Repeat the material verbatim and drop the pictures.

[start Data provided]

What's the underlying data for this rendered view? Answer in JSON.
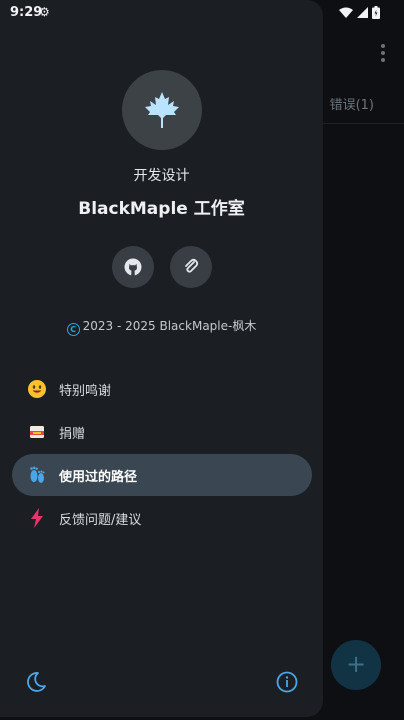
{
  "status": {
    "time": "9:29",
    "gear_icon": "settings-gear-icon"
  },
  "background": {
    "tab_label": "错误(1)",
    "fab_symbol": "+"
  },
  "drawer": {
    "developer_label": "开发设计",
    "studio_name": "BlackMaple 工作室",
    "buttons": [
      {
        "icon": "github-icon"
      },
      {
        "icon": "attachment-icon"
      }
    ],
    "copyright": "2023 - 2025 BlackMaple-枫木",
    "menu": [
      {
        "label": "特别鸣谢",
        "icon": "smile-emoji-icon",
        "active": false
      },
      {
        "label": "捐赠",
        "icon": "donate-icon",
        "active": false
      },
      {
        "label": "使用过的路径",
        "icon": "footprints-icon",
        "active": true
      },
      {
        "label": "反馈问题/建议",
        "icon": "lightning-icon",
        "active": false
      }
    ],
    "footer": {
      "left_icon": "dark-mode-moon-icon",
      "right_icon": "info-icon"
    }
  },
  "colors": {
    "accent": "#2aa6e0",
    "drawer_bg": "#1b1e23",
    "active_item_bg": "#3a4752"
  }
}
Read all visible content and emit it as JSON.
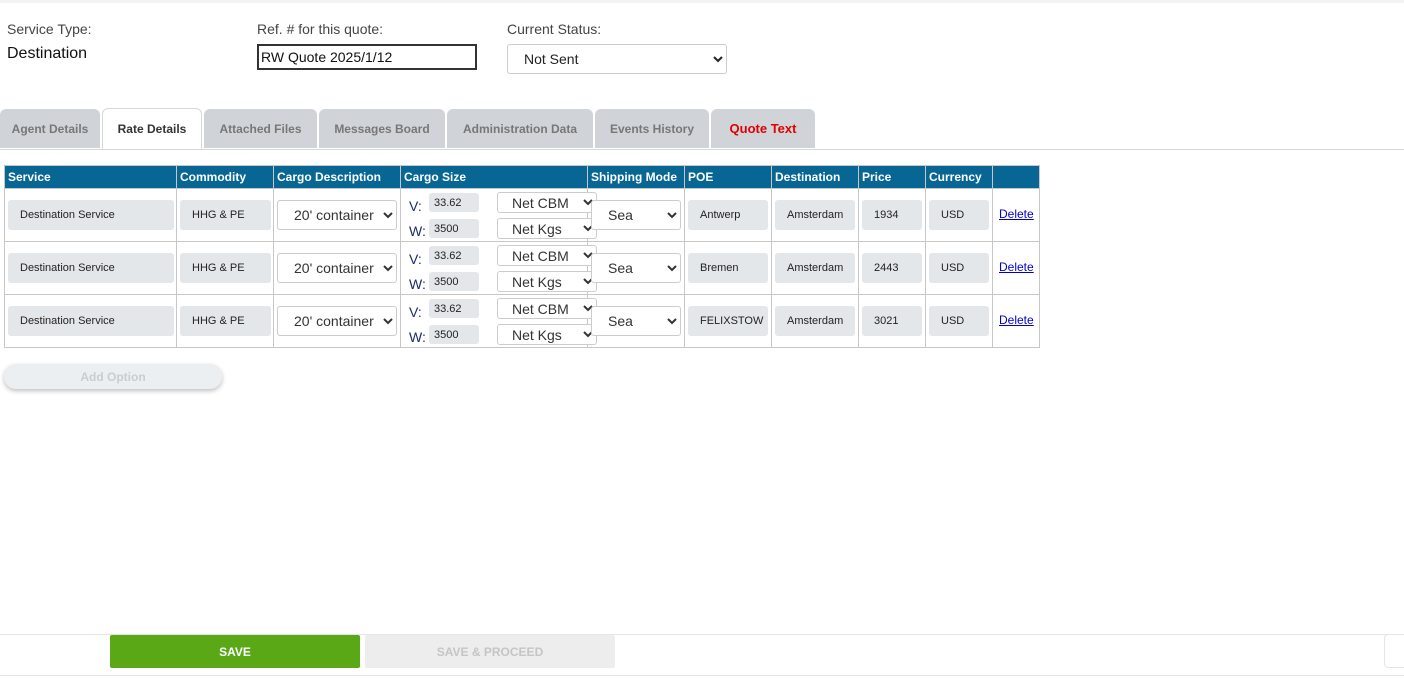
{
  "header": {
    "service_type_label": "Service Type:",
    "service_type_value": "Destination",
    "ref_label": "Ref. # for this quote:",
    "ref_value": "RW Quote 2025/1/12",
    "status_label": "Current Status:",
    "status_value": "Not Sent"
  },
  "tabs": [
    {
      "label": "Agent Details"
    },
    {
      "label": "Rate Details"
    },
    {
      "label": "Attached Files"
    },
    {
      "label": "Messages Board"
    },
    {
      "label": "Administration Data"
    },
    {
      "label": "Events History"
    },
    {
      "label": "Quote Text"
    }
  ],
  "active_tab": "Rate Details",
  "table": {
    "columns": [
      "Service",
      "Commodity",
      "Cargo Description",
      "Cargo Size",
      "Shipping Mode",
      "POE",
      "Destination",
      "Price",
      "Currency",
      ""
    ],
    "v_label": "V:",
    "w_label": "W:",
    "delete_label": "Delete",
    "rows": [
      {
        "service": "Destination Service",
        "commodity": "HHG & PE",
        "cargo_description": "20' container",
        "volume": "33.62",
        "volume_unit": "Net CBM",
        "weight": "3500",
        "weight_unit": "Net Kgs",
        "shipping_mode": "Sea",
        "poe": "Antwerp",
        "destination": "Amsterdam",
        "price": "1934",
        "currency": "USD"
      },
      {
        "service": "Destination Service",
        "commodity": "HHG & PE",
        "cargo_description": "20' container",
        "volume": "33.62",
        "volume_unit": "Net CBM",
        "weight": "3500",
        "weight_unit": "Net Kgs",
        "shipping_mode": "Sea",
        "poe": "Bremen",
        "destination": "Amsterdam",
        "price": "2443",
        "currency": "USD"
      },
      {
        "service": "Destination Service",
        "commodity": "HHG & PE",
        "cargo_description": "20' container",
        "volume": "33.62",
        "volume_unit": "Net CBM",
        "weight": "3500",
        "weight_unit": "Net Kgs",
        "shipping_mode": "Sea",
        "poe": "FELIXSTOW",
        "destination": "Amsterdam",
        "price": "3021",
        "currency": "USD"
      }
    ]
  },
  "add_option_label": "Add Option",
  "footer": {
    "save_label": "SAVE",
    "save_proceed_label": "SAVE & PROCEED"
  },
  "colors": {
    "table_header": "#076694",
    "save_button": "#5aa816",
    "quote_text_tab": "#e00000"
  }
}
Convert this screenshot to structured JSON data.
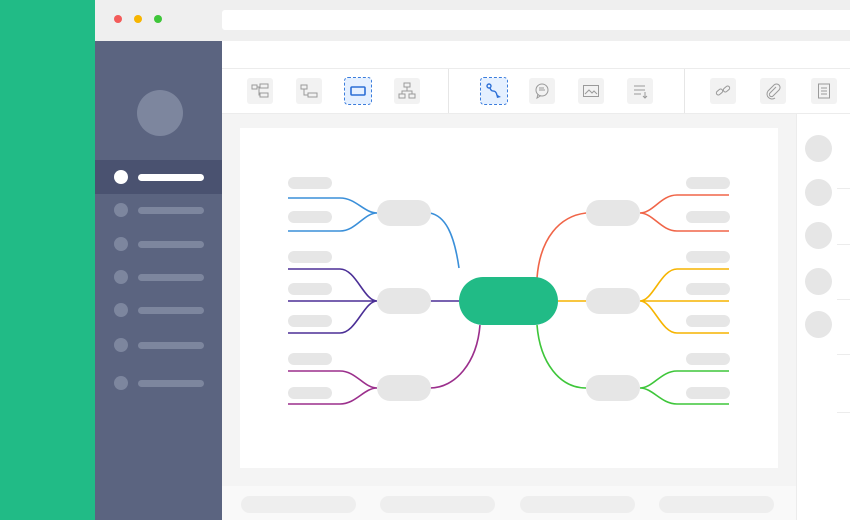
{
  "window": {
    "traffic_lights": [
      "#f35b5a",
      "#f7b500",
      "#3ec63a"
    ],
    "url": ""
  },
  "sidebar": {
    "items": [
      {
        "label": "",
        "active": true
      },
      {
        "label": "",
        "active": false
      },
      {
        "label": "",
        "active": false
      },
      {
        "label": "",
        "active": false
      },
      {
        "label": "",
        "active": false
      },
      {
        "label": "",
        "active": false
      },
      {
        "label": "",
        "active": false
      }
    ]
  },
  "toolbar": {
    "groups": [
      [
        "layout-tree-icon",
        "layout-org-icon",
        "node-shape-icon",
        "layout-hierarchy-icon"
      ],
      [
        "connector-icon",
        "comment-icon",
        "image-icon",
        "note-icon"
      ],
      [
        "link-icon",
        "attachment-icon",
        "document-icon"
      ]
    ],
    "selected": [
      "node-shape-icon",
      "connector-icon"
    ]
  },
  "mindmap": {
    "central_topic": {
      "label": "",
      "color": "#21bb86"
    },
    "branches": [
      {
        "side": "left",
        "color": "#3a8fd9",
        "leaves": 2
      },
      {
        "side": "left",
        "color": "#4b2f96",
        "leaves": 3
      },
      {
        "side": "left",
        "color": "#9b2f8c",
        "leaves": 2
      },
      {
        "side": "right",
        "color": "#f06548",
        "leaves": 2
      },
      {
        "side": "right",
        "color": "#f6b400",
        "leaves": 3
      },
      {
        "side": "right",
        "color": "#3ec63a",
        "leaves": 2
      }
    ]
  },
  "colors": {
    "brand_green": "#21bb86",
    "sidebar_bg": "#5b6480",
    "placeholder": "#e6e6e6"
  }
}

[end Data provided]

[Right answer]
What's the underlying data for this rendered view? Answer in JSON.
{
  "status": {
    "time": "9:29",
    "gear_icon": "settings-gear-icon"
  },
  "background": {
    "tab_label": "错误(1)",
    "fab_symbol": "+"
  },
  "drawer": {
    "developer_label": "开发设计",
    "studio_name": "BlackMaple 工作室",
    "buttons": [
      {
        "icon": "github-icon"
      },
      {
        "icon": "attachment-icon"
      }
    ],
    "copyright": "2023 - 2025 BlackMaple-枫木",
    "menu": [
      {
        "label": "特别鸣谢",
        "icon": "smile-emoji-icon",
        "active": false
      },
      {
        "label": "捐赠",
        "icon": "donate-icon",
        "active": false
      },
      {
        "label": "使用过的路径",
        "icon": "footprints-icon",
        "active": true
      },
      {
        "label": "反馈问题/建议",
        "icon": "lightning-icon",
        "active": false
      }
    ],
    "footer": {
      "left_icon": "dark-mode-moon-icon",
      "right_icon": "info-icon"
    }
  },
  "colors": {
    "accent": "#2aa6e0",
    "drawer_bg": "#1b1e23",
    "active_item_bg": "#3a4752"
  }
}
Read all visible content and emit it as JSON.
{
  "header": {
    "service_type_label": "Service Type:",
    "service_type_value": "Destination",
    "ref_label": "Ref. # for this quote:",
    "ref_value": "RW Quote 2025/1/12",
    "status_label": "Current Status:",
    "status_value": "Not Sent"
  },
  "tabs": [
    {
      "label": "Agent Details"
    },
    {
      "label": "Rate Details"
    },
    {
      "label": "Attached Files"
    },
    {
      "label": "Messages Board"
    },
    {
      "label": "Administration Data"
    },
    {
      "label": "Events History"
    },
    {
      "label": "Quote Text"
    }
  ],
  "active_tab": "Rate Details",
  "table": {
    "columns": [
      "Service",
      "Commodity",
      "Cargo Description",
      "Cargo Size",
      "Shipping Mode",
      "POE",
      "Destination",
      "Price",
      "Currency",
      ""
    ],
    "v_label": "V:",
    "w_label": "W:",
    "delete_label": "Delete",
    "rows": [
      {
        "service": "Destination Service",
        "commodity": "HHG & PE",
        "cargo_description": "20' container",
        "volume": "33.62",
        "volume_unit": "Net CBM",
        "weight": "3500",
        "weight_unit": "Net Kgs",
        "shipping_mode": "Sea",
        "poe": "Antwerp",
        "destination": "Amsterdam",
        "price": "1934",
        "currency": "USD"
      },
      {
        "service": "Destination Service",
        "commodity": "HHG & PE",
        "cargo_description": "20' container",
        "volume": "33.62",
        "volume_unit": "Net CBM",
        "weight": "3500",
        "weight_unit": "Net Kgs",
        "shipping_mode": "Sea",
        "poe": "Bremen",
        "destination": "Amsterdam",
        "price": "2443",
        "currency": "USD"
      },
      {
        "service": "Destination Service",
        "commodity": "HHG & PE",
        "cargo_description": "20' container",
        "volume": "33.62",
        "volume_unit": "Net CBM",
        "weight": "3500",
        "weight_unit": "Net Kgs",
        "shipping_mode": "Sea",
        "poe": "FELIXSTOW",
        "destination": "Amsterdam",
        "price": "3021",
        "currency": "USD"
      }
    ]
  },
  "add_option_label": "Add Option",
  "footer": {
    "save_label": "SAVE",
    "save_proceed_label": "SAVE & PROCEED"
  },
  "colors": {
    "table_header": "#076694",
    "save_button": "#5aa816",
    "quote_text_tab": "#e00000"
  }
}
Convert this screenshot to structured JSON data.
{
  "window": {
    "traffic_lights": [
      "#f35b5a",
      "#f7b500",
      "#3ec63a"
    ],
    "url": ""
  },
  "sidebar": {
    "items": [
      {
        "label": "",
        "active": true
      },
      {
        "label": "",
        "active": false
      },
      {
        "label": "",
        "active": false
      },
      {
        "label": "",
        "active": false
      },
      {
        "label": "",
        "active": false
      },
      {
        "label": "",
        "active": false
      },
      {
        "label": "",
        "active": false
      }
    ]
  },
  "toolbar": {
    "groups": [
      [
        "layout-tree-icon",
        "layout-org-icon",
        "node-shape-icon",
        "layout-hierarchy-icon"
      ],
      [
        "connector-icon",
        "comment-icon",
        "image-icon",
        "note-icon"
      ],
      [
        "link-icon",
        "attachment-icon",
        "document-icon"
      ]
    ],
    "selected": [
      "node-shape-icon",
      "connector-icon"
    ]
  },
  "mindmap": {
    "central_topic": {
      "label": "",
      "color": "#21bb86"
    },
    "branches": [
      {
        "side": "left",
        "color": "#3a8fd9",
        "leaves": 2
      },
      {
        "side": "left",
        "color": "#4b2f96",
        "leaves": 3
      },
      {
        "side": "left",
        "color": "#9b2f8c",
        "leaves": 2
      },
      {
        "side": "right",
        "color": "#f06548",
        "leaves": 2
      },
      {
        "side": "right",
        "color": "#f6b400",
        "leaves": 3
      },
      {
        "side": "right",
        "color": "#3ec63a",
        "leaves": 2
      }
    ]
  },
  "colors": {
    "brand_green": "#21bb86",
    "sidebar_bg": "#5b6480",
    "placeholder": "#e6e6e6"
  }
}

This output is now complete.